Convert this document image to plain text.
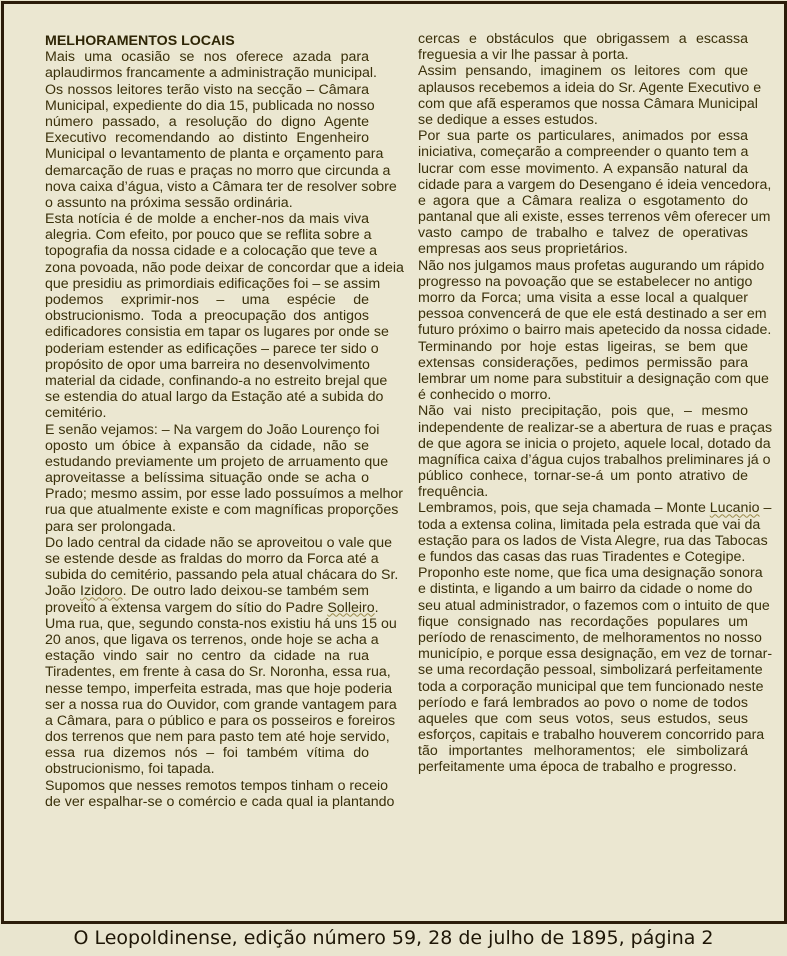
MELHORAMENTOS LOCAIS
Mais uma ocasião se nos oferece azada para
aplaudirmos francamente a administração municipal.
Os nossos leitores terão visto na secção – Câmara
Municipal, expediente do dia 15, publicada no nosso
número passado, a resolução do digno Agente
Executivo recomendando ao distinto Engenheiro
Municipal o levantamento de planta e orçamento para
demarcação de ruas e praças no morro que circunda a
nova caixa d’água, visto a Câmara ter de resolver sobre
o assunto na próxima sessão ordinária.
Esta notícia é de molde a encher-nos da mais viva
alegria. Com efeito, por pouco que se reflita sobre a
topografia da nossa cidade e a colocação que teve a
zona povoada, não pode deixar de concordar que a ideia
que presidiu as primordiais edificações foi – se assim
podemos exprimir-nos – uma espécie de
obstrucionismo. Toda a preocupação dos antigos
edificadores consistia em tapar os lugares por onde se
poderiam estender as edificações – parece ter sido o
propósito de opor uma barreira no desenvolvimento
material da cidade, confinando-a no estreito brejal que
se estendia do atual largo da Estação até a subida do
cemitério.
E senão vejamos: – Na vargem do João Lourenço foi
oposto um óbice à expansão da cidade, não se
estudando previamente um projeto de arruamento que
aproveitasse a belíssima situação onde se acha o
Prado; mesmo assim, por esse lado possuímos a melhor
rua que atualmente existe e com magníficas proporções
para ser prolongada.
Do lado central da cidade não se aproveitou o vale que
se estende desde as fraldas do morro da Forca até a
subida do cemitério, passando pela atual chácara do Sr.
João Izidoro. De outro lado deixou-se também sem
proveito a extensa vargem do sítio do Padre Solleiro.
Uma rua, que, segundo consta-nos existiu há uns 15 ou
20 anos, que ligava os terrenos, onde hoje se acha a
estação vindo sair no centro da cidade na rua
Tiradentes, em frente à casa do Sr. Noronha, essa rua,
nesse tempo, imperfeita estrada, mas que hoje poderia
ser a nossa rua do Ouvidor, com grande vantagem para
a Câmara, para o público e para os posseiros e foreiros
dos terrenos que nem para pasto tem até hoje servido,
essa rua dizemos nós – foi também vítima do
obstrucionismo, foi tapada.
Supomos que nesses remotos tempos tinham o receio
de ver espalhar-se o comércio e cada qual ia plantando
cercas e obstáculos que obrigassem a escassa
freguesia a vir lhe passar à porta.
Assim pensando, imaginem os leitores com que
aplausos recebemos a ideia do Sr. Agente Executivo e
com que afã esperamos que nossa Câmara Municipal
se dedique a esses estudos.
Por sua parte os particulares, animados por essa
iniciativa, começarão a compreender o quanto tem a
lucrar com esse movimento. A expansão natural da
cidade para a vargem do Desengano é ideia vencedora,
e agora que a Câmara realiza o esgotamento do
pantanal que ali existe, esses terrenos vêm oferecer um
vasto campo de trabalho e talvez de operativas
empresas aos seus proprietários.
Não nos julgamos maus profetas augurando um rápido
progresso na povoação que se estabelecer no antigo
morro da Forca; uma visita a esse local a qualquer
pessoa convencerá de que ele está destinado a ser em
futuro próximo o bairro mais apetecido da nossa cidade.
Terminando por hoje estas ligeiras, se bem que
extensas considerações, pedimos permissão para
lembrar um nome para substituir a designação com que
é conhecido o morro.
Não vai nisto precipitação, pois que, – mesmo
independente de realizar-se a abertura de ruas e praças
de que agora se inicia o projeto, aquele local, dotado da
magnífica caixa d’água cujos trabalhos preliminares já o
público conhece, tornar-se-á um ponto atrativo de
frequência.
Lembramos, pois, que seja chamada – Monte Lucanio –
toda a extensa colina, limitada pela estrada que vai da
estação para os lados de Vista Alegre, rua das Tabocas
e fundos das casas das ruas Tiradentes e Cotegipe.
Proponho este nome, que fica uma designação sonora
e distinta, e ligando a um bairro da cidade o nome do
seu atual administrador, o fazemos com o intuito de que
fique consignado nas recordações populares um
período de renascimento, de melhoramentos no nosso
município, e porque essa designação, em vez de tornar-
se uma recordação pessoal, simbolizará perfeitamente
toda a corporação municipal que tem funcionado neste
período e fará lembrados ao povo o nome de todos
aqueles que com seus votos, seus estudos, seus
esforços, capitais e trabalho houverem concorrido para
tão importantes melhoramentos; ele simbolizará
perfeitamente uma época de trabalho e progresso.
O Leopoldinense, edição número 59, 28 de julho de 1895, página 2
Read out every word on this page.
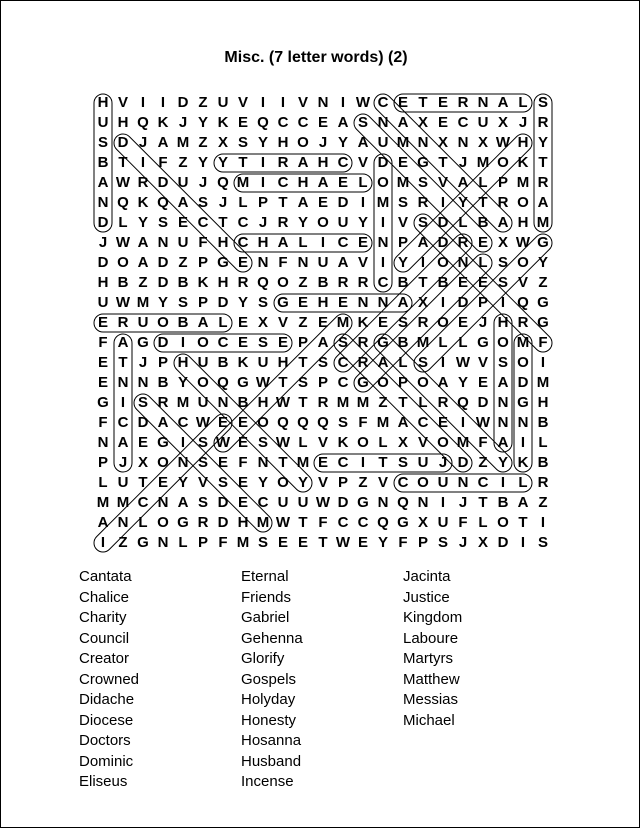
Misc. (7 letter words) (2)
H V I	I D Z U V I	I V N I W C E T E R N A L S
U H Q K J Y K E Q C C E A S N A X E C U X J R
S D J A M Z X S Y H O J Y A U M N X N X W H Y
B T I F Z Y Y T I R A H C V D E G T J M O K T
A W R D U J Q M I C H A E L O M S V A L P M R
N Q K Q A S J L P T A E D I M S R I Y T R O A
D L Y S E C T C J R Y O U Y I V S D L B A H M
J W A N U F H C H A L I C E N P A D R E X W G
D O A D Z P G E N F N U A V I Y I O N L S O Y
H B Z D B K H R Q O Z B R R C B T B E E S V Z
U W M Y S P D Y S G E H E N N A X I D P I Q G
E R U O B A L E X V Z E M K E S R O E J H R G
F A G D I O C E S E P A S R G B M L L G O M F
E T J P H U B K U H T S C R A L S I W V S O I
E N N B Y O Q G W T S P C G O P O A Y E A D M
G I S R M U N B H W T R M M Z T L R Q D N G H
F C D A C W E E O Q Q Q S F M A C E I W N N B
N A E G I S W E S W L V K O L X V O M F A I L
P J X O N S E F N T M E C I T S U J D Z Y K B
L U T E Y V S E Y O Y V P Z V C O U N C I L R
M M C N A S D E C U U W D G N Q N I J T B A Z
A N L O G R D H M W T F C C Q G X U F L O T I
I Z G N L P F M S E E T W E Y F P S J X D I S
Cantata
Chalice
Charity
Council
Creator
Crowned
Didache
Diocese
Doctors
Dominic
Eliseus
Eternal
Friends
Gabriel
Gehenna
Glorify
Gospels
Holyday
Honesty
Hosanna
Husband
Incense
Jacinta
Justice
Kingdom
Laboure
Martyrs
Matthew
Messias
Michael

### DIRECTIVE
Set down every record once more, word for word, without pictures.

### EXERCISE RESPONSE
Convert this document image to plain text.
MELHORAMENTOS LOCAIS
Mais uma ocasião se nos oferece azada para
aplaudirmos francamente a administração municipal.
Os nossos leitores terão visto na secção – Câmara
Municipal, expediente do dia 15, publicada no nosso
número passado, a resolução do digno Agente
Executivo recomendando ao distinto Engenheiro
Municipal o levantamento de planta e orçamento para
demarcação de ruas e praças no morro que circunda a
nova caixa d’água, visto a Câmara ter de resolver sobre
o assunto na próxima sessão ordinária.
Esta notícia é de molde a encher-nos da mais viva
alegria. Com efeito, por pouco que se reflita sobre a
topografia da nossa cidade e a colocação que teve a
zona povoada, não pode deixar de concordar que a ideia
que presidiu as primordiais edificações foi – se assim
podemos exprimir-nos – uma espécie de
obstrucionismo. Toda a preocupação dos antigos
edificadores consistia em tapar os lugares por onde se
poderiam estender as edificações – parece ter sido o
propósito de opor uma barreira no desenvolvimento
material da cidade, confinando-a no estreito brejal que
se estendia do atual largo da Estação até a subida do
cemitério.
E senão vejamos: – Na vargem do João Lourenço foi
oposto um óbice à expansão da cidade, não se
estudando previamente um projeto de arruamento que
aproveitasse a belíssima situação onde se acha o
Prado; mesmo assim, por esse lado possuímos a melhor
rua que atualmente existe e com magníficas proporções
para ser prolongada.
Do lado central da cidade não se aproveitou o vale que
se estende desde as fraldas do morro da Forca até a
subida do cemitério, passando pela atual chácara do Sr.
João Izidoro. De outro lado deixou-se também sem
proveito a extensa vargem do sítio do Padre Solleiro.
Uma rua, que, segundo consta-nos existiu há uns 15 ou
20 anos, que ligava os terrenos, onde hoje se acha a
estação vindo sair no centro da cidade na rua
Tiradentes, em frente à casa do Sr. Noronha, essa rua,
nesse tempo, imperfeita estrada, mas que hoje poderia
ser a nossa rua do Ouvidor, com grande vantagem para
a Câmara, para o público e para os posseiros e foreiros
dos terrenos que nem para pasto tem até hoje servido,
essa rua dizemos nós – foi também vítima do
obstrucionismo, foi tapada.
Supomos que nesses remotos tempos tinham o receio
de ver espalhar-se o comércio e cada qual ia plantando
cercas e obstáculos que obrigassem a escassa
freguesia a vir lhe passar à porta.
Assim pensando, imaginem os leitores com que
aplausos recebemos a ideia do Sr. Agente Executivo e
com que afã esperamos que nossa Câmara Municipal
se dedique a esses estudos.
Por sua parte os particulares, animados por essa
iniciativa, começarão a compreender o quanto tem a
lucrar com esse movimento. A expansão natural da
cidade para a vargem do Desengano é ideia vencedora,
e agora que a Câmara realiza o esgotamento do
pantanal que ali existe, esses terrenos vêm oferecer um
vasto campo de trabalho e talvez de operativas
empresas aos seus proprietários.
Não nos julgamos maus profetas augurando um rápido
progresso na povoação que se estabelecer no antigo
morro da Forca; uma visita a esse local a qualquer
pessoa convencerá de que ele está destinado a ser em
futuro próximo o bairro mais apetecido da nossa cidade.
Terminando por hoje estas ligeiras, se bem que
extensas considerações, pedimos permissão para
lembrar um nome para substituir a designação com que
é conhecido o morro.
Não vai nisto precipitação, pois que, – mesmo
independente de realizar-se a abertura de ruas e praças
de que agora se inicia o projeto, aquele local, dotado da
magnífica caixa d’água cujos trabalhos preliminares já o
público conhece, tornar-se-á um ponto atrativo de
frequência.
Lembramos, pois, que seja chamada – Monte Lucanio –
toda a extensa colina, limitada pela estrada que vai da
estação para os lados de Vista Alegre, rua das Tabocas
e fundos das casas das ruas Tiradentes e Cotegipe.
Proponho este nome, que fica uma designação sonora
e distinta, e ligando a um bairro da cidade o nome do
seu atual administrador, o fazemos com o intuito de que
fique consignado nas recordações populares um
período de renascimento, de melhoramentos no nosso
município, e porque essa designação, em vez de tornar-
se uma recordação pessoal, simbolizará perfeitamente
toda a corporação municipal que tem funcionado neste
período e fará lembrados ao povo o nome de todos
aqueles que com seus votos, seus estudos, seus
esforços, capitais e trabalho houverem concorrido para
tão importantes melhoramentos; ele simbolizará
perfeitamente uma época de trabalho e progresso.
O Leopoldinense, edição número 59, 28 de julho de 1895, página 2
Read out every word on this page.
Misc. (7 letter words) (2)
H V I	I D Z U V I	I V N I W C E T E R N A L S
U H Q K J Y K E Q C C E A S N A X E C U X J R
S D J A M Z X S Y H O J Y A U M N X N X W H Y
B T I F Z Y Y T I R A H C V D E G T J M O K T
A W R D U J Q M I C H A E L O M S V A L P M R
N Q K Q A S J L P T A E D I M S R I Y T R O A
D L Y S E C T C J R Y O U Y I V S D L B A H M
J W A N U F H C H A L I C E N P A D R E X W G
D O A D Z P G E N F N U A V I Y I O N L S O Y
H B Z D B K H R Q O Z B R R C B T B E E S V Z
U W M Y S P D Y S G E H E N N A X I D P I Q G
E R U O B A L E X V Z E M K E S R O E J H R G
F A G D I O C E S E P A S R G B M L L G O M F
E T J P H U B K U H T S C R A L S I W V S O I
E N N B Y O Q G W T S P C G O P O A Y E A D M
G I S R M U N B H W T R M M Z T L R Q D N G H
F C D A C W E E O Q Q Q S F M A C E I W N N B
N A E G I S W E S W L V K O L X V O M F A I L
P J X O N S E F N T M E C I T S U J D Z Y K B
L U T E Y V S E Y O Y V P Z V C O U N C I L R
M M C N A S D E C U U W D G N Q N I J T B A Z
A N L O G R D H M W T F C C Q G X U F L O T I
I Z G N L P F M S E E T W E Y F P S J X D I S
Cantata
Chalice
Charity
Council
Creator
Crowned
Didache
Diocese
Doctors
Dominic
Eliseus
Eternal
Friends
Gabriel
Gehenna
Glorify
Gospels
Holyday
Honesty
Hosanna
Husband
Incense
Jacinta
Justice
Kingdom
Laboure
Martyrs
Matthew
Messias
Michael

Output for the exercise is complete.